Stated problem:
Copy every line of the material below word for word, changing nothing.

Rows from a dataset
+ + + + + + +
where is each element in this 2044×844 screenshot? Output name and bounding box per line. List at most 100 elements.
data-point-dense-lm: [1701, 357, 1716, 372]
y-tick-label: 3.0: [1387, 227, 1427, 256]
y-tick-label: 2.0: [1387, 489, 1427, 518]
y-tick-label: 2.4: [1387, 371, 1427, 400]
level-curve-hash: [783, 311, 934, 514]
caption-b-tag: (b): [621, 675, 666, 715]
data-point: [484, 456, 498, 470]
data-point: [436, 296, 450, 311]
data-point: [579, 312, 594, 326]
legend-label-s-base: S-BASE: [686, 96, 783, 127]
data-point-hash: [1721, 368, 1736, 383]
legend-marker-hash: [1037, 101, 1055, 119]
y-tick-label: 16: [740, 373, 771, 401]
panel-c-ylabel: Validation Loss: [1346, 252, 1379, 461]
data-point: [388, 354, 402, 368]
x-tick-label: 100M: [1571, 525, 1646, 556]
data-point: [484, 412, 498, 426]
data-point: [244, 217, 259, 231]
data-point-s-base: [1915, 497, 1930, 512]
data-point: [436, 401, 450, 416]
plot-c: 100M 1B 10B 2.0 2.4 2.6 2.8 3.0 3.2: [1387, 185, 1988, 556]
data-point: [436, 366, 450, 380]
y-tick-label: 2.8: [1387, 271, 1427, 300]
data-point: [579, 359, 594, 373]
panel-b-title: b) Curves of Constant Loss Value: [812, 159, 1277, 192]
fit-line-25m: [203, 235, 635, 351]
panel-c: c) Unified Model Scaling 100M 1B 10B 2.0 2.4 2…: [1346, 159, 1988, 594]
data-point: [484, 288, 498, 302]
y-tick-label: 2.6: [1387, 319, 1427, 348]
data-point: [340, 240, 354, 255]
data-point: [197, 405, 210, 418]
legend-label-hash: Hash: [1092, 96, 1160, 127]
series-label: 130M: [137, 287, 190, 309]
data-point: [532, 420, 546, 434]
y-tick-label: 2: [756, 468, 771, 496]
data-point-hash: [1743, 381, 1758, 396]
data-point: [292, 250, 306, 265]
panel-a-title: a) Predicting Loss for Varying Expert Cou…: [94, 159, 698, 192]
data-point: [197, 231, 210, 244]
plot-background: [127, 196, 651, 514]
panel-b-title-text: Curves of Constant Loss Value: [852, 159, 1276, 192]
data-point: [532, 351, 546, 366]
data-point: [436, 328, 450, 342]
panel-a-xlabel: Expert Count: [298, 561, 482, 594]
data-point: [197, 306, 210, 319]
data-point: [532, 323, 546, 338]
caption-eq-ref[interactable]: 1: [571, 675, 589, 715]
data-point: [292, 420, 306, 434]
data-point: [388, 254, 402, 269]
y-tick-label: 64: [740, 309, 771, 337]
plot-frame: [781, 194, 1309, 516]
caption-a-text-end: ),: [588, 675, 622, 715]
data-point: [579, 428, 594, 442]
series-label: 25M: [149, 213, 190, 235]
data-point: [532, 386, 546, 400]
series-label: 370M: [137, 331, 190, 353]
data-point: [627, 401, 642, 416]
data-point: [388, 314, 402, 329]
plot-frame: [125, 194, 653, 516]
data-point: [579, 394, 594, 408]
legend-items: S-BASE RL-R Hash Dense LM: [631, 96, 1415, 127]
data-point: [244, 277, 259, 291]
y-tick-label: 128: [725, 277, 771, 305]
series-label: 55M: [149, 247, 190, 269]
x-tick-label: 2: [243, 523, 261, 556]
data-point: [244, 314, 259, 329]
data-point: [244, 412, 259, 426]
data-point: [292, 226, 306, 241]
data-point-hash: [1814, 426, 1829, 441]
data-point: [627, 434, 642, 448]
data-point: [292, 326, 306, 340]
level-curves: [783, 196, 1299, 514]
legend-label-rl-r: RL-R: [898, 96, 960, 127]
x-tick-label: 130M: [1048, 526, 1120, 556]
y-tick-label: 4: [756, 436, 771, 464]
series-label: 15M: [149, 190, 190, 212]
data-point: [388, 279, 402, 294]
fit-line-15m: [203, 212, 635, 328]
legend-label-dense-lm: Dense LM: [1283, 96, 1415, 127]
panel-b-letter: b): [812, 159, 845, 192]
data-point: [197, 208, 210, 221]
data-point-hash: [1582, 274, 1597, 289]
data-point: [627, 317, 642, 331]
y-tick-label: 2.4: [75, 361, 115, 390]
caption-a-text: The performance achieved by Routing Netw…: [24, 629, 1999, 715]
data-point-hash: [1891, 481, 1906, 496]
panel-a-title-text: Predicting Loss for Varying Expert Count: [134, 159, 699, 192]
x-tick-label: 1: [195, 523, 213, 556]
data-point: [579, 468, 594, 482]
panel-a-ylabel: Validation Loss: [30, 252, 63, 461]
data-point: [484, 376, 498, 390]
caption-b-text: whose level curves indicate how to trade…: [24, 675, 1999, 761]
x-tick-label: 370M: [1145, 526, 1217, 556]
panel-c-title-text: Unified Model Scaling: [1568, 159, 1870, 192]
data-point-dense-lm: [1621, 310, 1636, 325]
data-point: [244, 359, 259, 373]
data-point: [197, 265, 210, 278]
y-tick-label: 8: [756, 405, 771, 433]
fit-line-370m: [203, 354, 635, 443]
+ + + + + + +
Answer for this exercise:
where is each element in this 2044×844 screenshot? Output name and bounding box per line. List at most 100 elements.
data-point-dense-lm: [1701, 357, 1716, 372]
y-tick-label: 3.0: [1387, 227, 1427, 256]
y-tick-label: 2.0: [1387, 489, 1427, 518]
y-tick-label: 2.4: [1387, 371, 1427, 400]
level-curve-hash: [783, 311, 934, 514]
caption-b-tag: (b): [621, 675, 666, 715]
data-point: [484, 456, 498, 470]
data-point: [436, 296, 450, 311]
data-point: [579, 312, 594, 326]
legend-label-s-base: S-BASE: [686, 96, 783, 127]
data-point-hash: [1721, 368, 1736, 383]
legend-marker-hash: [1037, 101, 1055, 119]
y-tick-label: 16: [740, 373, 771, 401]
panel-c-ylabel: Validation Loss: [1346, 252, 1379, 461]
data-point: [388, 354, 402, 368]
x-tick-label: 100M: [1571, 525, 1646, 556]
data-point: [484, 412, 498, 426]
data-point: [244, 217, 259, 231]
data-point-s-base: [1915, 497, 1930, 512]
data-point: [436, 401, 450, 416]
plot-c: 100M 1B 10B 2.0 2.4 2.6 2.8 3.0 3.2: [1387, 185, 1988, 556]
data-point: [436, 366, 450, 380]
y-tick-label: 2.8: [1387, 271, 1427, 300]
data-point: [579, 359, 594, 373]
panel-b-title: b) Curves of Constant Loss Value: [812, 159, 1277, 192]
fit-line-25m: [203, 235, 635, 351]
panel-c: c) Unified Model Scaling 100M 1B 10B 2.0 2.4 2…: [1346, 159, 1988, 594]
data-point: [484, 288, 498, 302]
y-tick-label: 2.6: [1387, 319, 1427, 348]
data-point: [340, 240, 354, 255]
data-point: [197, 405, 210, 418]
legend-label-hash: Hash: [1092, 96, 1160, 127]
series-label: 130M: [137, 287, 190, 309]
data-point: [532, 420, 546, 434]
y-tick-label: 2: [756, 468, 771, 496]
data-point-hash: [1743, 381, 1758, 396]
data-point: [292, 250, 306, 265]
panel-a-title: a) Predicting Loss for Varying Expert Cou…: [94, 159, 698, 192]
data-point: [197, 231, 210, 244]
plot-background: [127, 196, 651, 514]
panel-b-title-text: Curves of Constant Loss Value: [852, 159, 1276, 192]
data-point: [532, 351, 546, 366]
data-point: [436, 328, 450, 342]
panel-a-xlabel: Expert Count: [298, 561, 482, 594]
data-point: [197, 306, 210, 319]
data-point: [532, 323, 546, 338]
caption-eq-ref[interactable]: 1: [571, 675, 589, 715]
data-point: [292, 420, 306, 434]
data-point: [388, 254, 402, 269]
y-tick-label: 64: [740, 309, 771, 337]
plot-frame: [781, 194, 1309, 516]
caption-a-text-end: ),: [588, 675, 622, 715]
data-point: [579, 428, 594, 442]
series-label: 25M: [149, 213, 190, 235]
data-point: [532, 386, 546, 400]
series-label: 370M: [137, 331, 190, 353]
data-point: [627, 401, 642, 416]
data-point: [388, 314, 402, 329]
plot-frame: [125, 194, 653, 516]
data-point: [579, 394, 594, 408]
legend-items: S-BASE RL-R Hash Dense LM: [631, 96, 1415, 127]
data-point: [244, 277, 259, 291]
y-tick-label: 128: [725, 277, 771, 305]
series-label: 55M: [149, 247, 190, 269]
x-tick-label: 2: [243, 523, 261, 556]
data-point: [244, 314, 259, 329]
data-point: [244, 412, 259, 426]
data-point: [292, 226, 306, 241]
data-point-hash: [1814, 426, 1829, 441]
data-point: [627, 434, 642, 448]
data-point: [292, 326, 306, 340]
level-curves: [783, 196, 1299, 514]
legend-label-rl-r: RL-R: [898, 96, 960, 127]
x-tick-label: 130M: [1048, 526, 1120, 556]
y-tick-label: 4: [756, 436, 771, 464]
series-label: 15M: [149, 190, 190, 212]
data-point: [388, 279, 402, 294]
fit-line-15m: [203, 212, 635, 328]
legend-label-dense-lm: Dense LM: [1283, 96, 1415, 127]
panel-b-letter: b): [812, 159, 845, 192]
data-point: [197, 208, 210, 221]
data-point-hash: [1582, 274, 1597, 289]
data-point: [627, 317, 642, 331]
y-tick-label: 2.4: [75, 361, 115, 390]
caption-a-text: The performance achieved by Routing Netw…: [24, 629, 1999, 715]
data-point-hash: [1891, 481, 1906, 496]
panel-a-title-text: Predicting Loss for Varying Expert Count: [134, 159, 699, 192]
x-tick-label: 1: [195, 523, 213, 556]
data-point: [579, 468, 594, 482]
panel-a-ylabel: Validation Loss: [30, 252, 63, 461]
data-point: [484, 376, 498, 390]
caption-b-text: whose level curves indicate how to trade…: [24, 675, 1999, 761]
x-tick-label: 370M: [1145, 526, 1217, 556]
panel-c-title-text: Unified Model Scaling: [1568, 159, 1870, 192]
data-point-dense-lm: [1621, 310, 1636, 325]
data-point: [244, 359, 259, 373]
data-point: [197, 265, 210, 278]
y-tick-label: 8: [756, 405, 771, 433]
fit-line-370m: [203, 354, 635, 443]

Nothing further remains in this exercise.